Problem to work on:
Reproduce the listing below without changes, except that pictures are left out.

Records
-- -- --
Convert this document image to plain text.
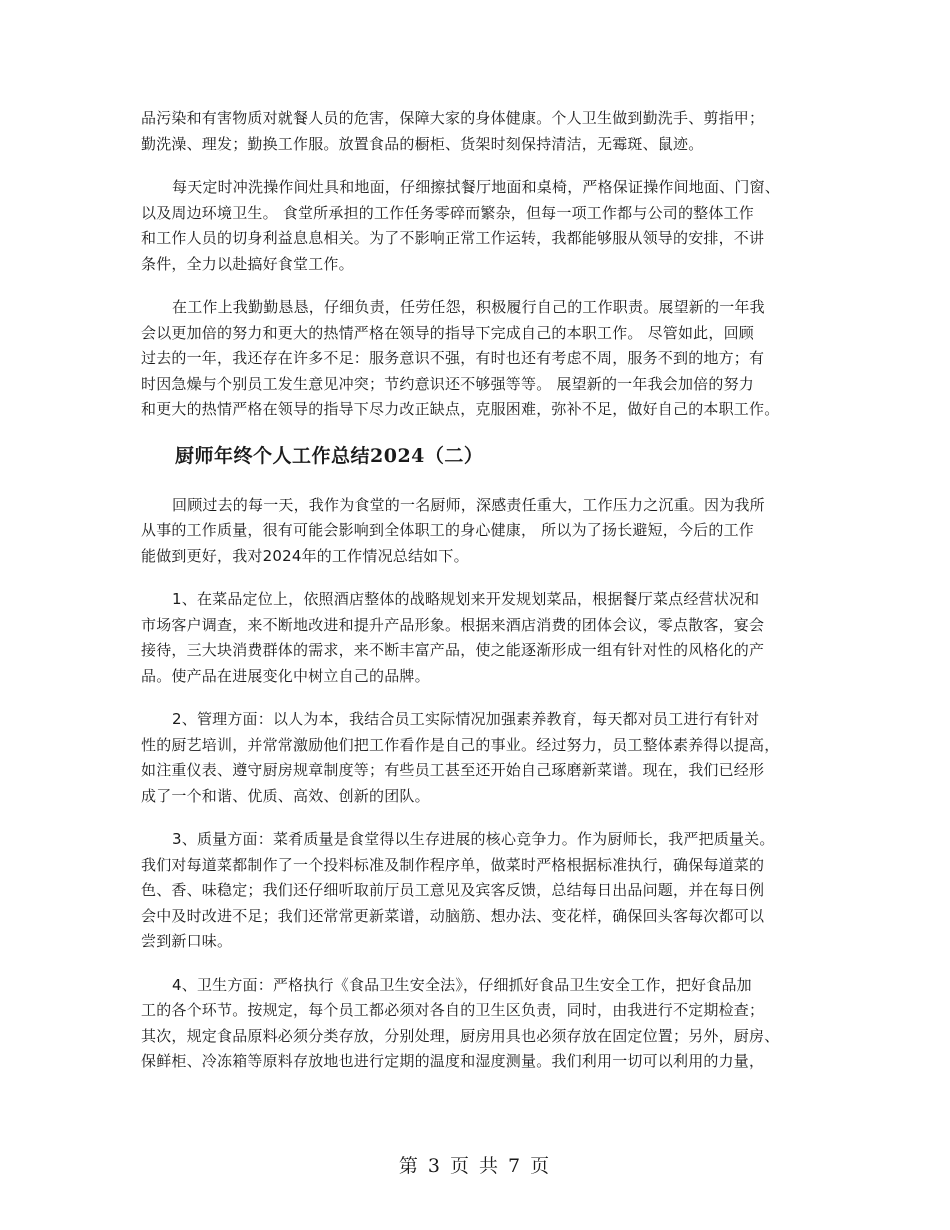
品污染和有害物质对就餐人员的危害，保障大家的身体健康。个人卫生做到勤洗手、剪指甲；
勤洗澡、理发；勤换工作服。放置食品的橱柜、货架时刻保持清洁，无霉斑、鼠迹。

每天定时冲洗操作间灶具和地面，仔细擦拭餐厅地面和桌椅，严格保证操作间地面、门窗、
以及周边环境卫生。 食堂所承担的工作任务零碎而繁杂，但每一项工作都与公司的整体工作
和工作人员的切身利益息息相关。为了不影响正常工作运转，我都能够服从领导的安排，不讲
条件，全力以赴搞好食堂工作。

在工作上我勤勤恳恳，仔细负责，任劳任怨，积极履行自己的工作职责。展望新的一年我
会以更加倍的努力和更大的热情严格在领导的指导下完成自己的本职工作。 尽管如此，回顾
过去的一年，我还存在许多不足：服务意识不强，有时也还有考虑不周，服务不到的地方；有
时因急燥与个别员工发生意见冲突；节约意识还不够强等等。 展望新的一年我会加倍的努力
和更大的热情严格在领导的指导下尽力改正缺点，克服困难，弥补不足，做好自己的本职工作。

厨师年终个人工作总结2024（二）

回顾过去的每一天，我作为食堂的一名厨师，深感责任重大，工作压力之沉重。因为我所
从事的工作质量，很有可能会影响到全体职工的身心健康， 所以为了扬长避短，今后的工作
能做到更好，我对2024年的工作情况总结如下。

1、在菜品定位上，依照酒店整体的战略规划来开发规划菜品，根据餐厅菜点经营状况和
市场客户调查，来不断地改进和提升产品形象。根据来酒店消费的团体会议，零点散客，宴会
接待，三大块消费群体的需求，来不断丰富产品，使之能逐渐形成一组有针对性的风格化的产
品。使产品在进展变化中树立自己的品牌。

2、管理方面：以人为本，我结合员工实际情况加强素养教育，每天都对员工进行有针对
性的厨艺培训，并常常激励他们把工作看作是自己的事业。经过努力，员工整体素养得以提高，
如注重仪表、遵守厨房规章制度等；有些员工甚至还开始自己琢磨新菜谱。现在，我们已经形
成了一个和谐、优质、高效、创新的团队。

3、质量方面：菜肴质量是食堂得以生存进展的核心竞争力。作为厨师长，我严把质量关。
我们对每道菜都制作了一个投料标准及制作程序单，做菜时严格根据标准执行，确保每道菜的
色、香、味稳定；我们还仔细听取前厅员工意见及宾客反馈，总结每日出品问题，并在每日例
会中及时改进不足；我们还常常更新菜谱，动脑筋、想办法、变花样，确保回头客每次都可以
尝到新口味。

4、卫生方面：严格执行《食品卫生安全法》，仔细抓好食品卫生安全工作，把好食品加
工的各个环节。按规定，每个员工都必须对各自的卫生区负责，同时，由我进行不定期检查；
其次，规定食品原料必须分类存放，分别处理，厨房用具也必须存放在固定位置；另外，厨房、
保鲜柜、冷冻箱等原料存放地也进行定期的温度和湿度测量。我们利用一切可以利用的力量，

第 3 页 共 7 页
-- -- --
Solution for this task:
Convert this document image to plain text.
品污染和有害物质对就餐人员的危害，保障大家的身体健康。个人卫生做到勤洗手、剪指甲；
勤洗澡、理发；勤换工作服。放置食品的橱柜、货架时刻保持清洁，无霉斑、鼠迹。

每天定时冲洗操作间灶具和地面，仔细擦拭餐厅地面和桌椅，严格保证操作间地面、门窗、
以及周边环境卫生。 食堂所承担的工作任务零碎而繁杂，但每一项工作都与公司的整体工作
和工作人员的切身利益息息相关。为了不影响正常工作运转，我都能够服从领导的安排，不讲
条件，全力以赴搞好食堂工作。

在工作上我勤勤恳恳，仔细负责，任劳任怨，积极履行自己的工作职责。展望新的一年我
会以更加倍的努力和更大的热情严格在领导的指导下完成自己的本职工作。 尽管如此，回顾
过去的一年，我还存在许多不足：服务意识不强，有时也还有考虑不周，服务不到的地方；有
时因急燥与个别员工发生意见冲突；节约意识还不够强等等。 展望新的一年我会加倍的努力
和更大的热情严格在领导的指导下尽力改正缺点，克服困难，弥补不足，做好自己的本职工作。

厨师年终个人工作总结2024（二）

回顾过去的每一天，我作为食堂的一名厨师，深感责任重大，工作压力之沉重。因为我所
从事的工作质量，很有可能会影响到全体职工的身心健康， 所以为了扬长避短，今后的工作
能做到更好，我对2024年的工作情况总结如下。

1、在菜品定位上，依照酒店整体的战略规划来开发规划菜品，根据餐厅菜点经营状况和
市场客户调查，来不断地改进和提升产品形象。根据来酒店消费的团体会议，零点散客，宴会
接待，三大块消费群体的需求，来不断丰富产品，使之能逐渐形成一组有针对性的风格化的产
品。使产品在进展变化中树立自己的品牌。

2、管理方面：以人为本，我结合员工实际情况加强素养教育，每天都对员工进行有针对
性的厨艺培训，并常常激励他们把工作看作是自己的事业。经过努力，员工整体素养得以提高，
如注重仪表、遵守厨房规章制度等；有些员工甚至还开始自己琢磨新菜谱。现在，我们已经形
成了一个和谐、优质、高效、创新的团队。

3、质量方面：菜肴质量是食堂得以生存进展的核心竞争力。作为厨师长，我严把质量关。
我们对每道菜都制作了一个投料标准及制作程序单，做菜时严格根据标准执行，确保每道菜的
色、香、味稳定；我们还仔细听取前厅员工意见及宾客反馈，总结每日出品问题，并在每日例
会中及时改进不足；我们还常常更新菜谱，动脑筋、想办法、变花样，确保回头客每次都可以
尝到新口味。

4、卫生方面：严格执行《食品卫生安全法》，仔细抓好食品卫生安全工作，把好食品加
工的各个环节。按规定，每个员工都必须对各自的卫生区负责，同时，由我进行不定期检查；
其次，规定食品原料必须分类存放，分别处理，厨房用具也必须存放在固定位置；另外，厨房、
保鲜柜、冷冻箱等原料存放地也进行定期的温度和湿度测量。我们利用一切可以利用的力量，

第 3 页 共 7 页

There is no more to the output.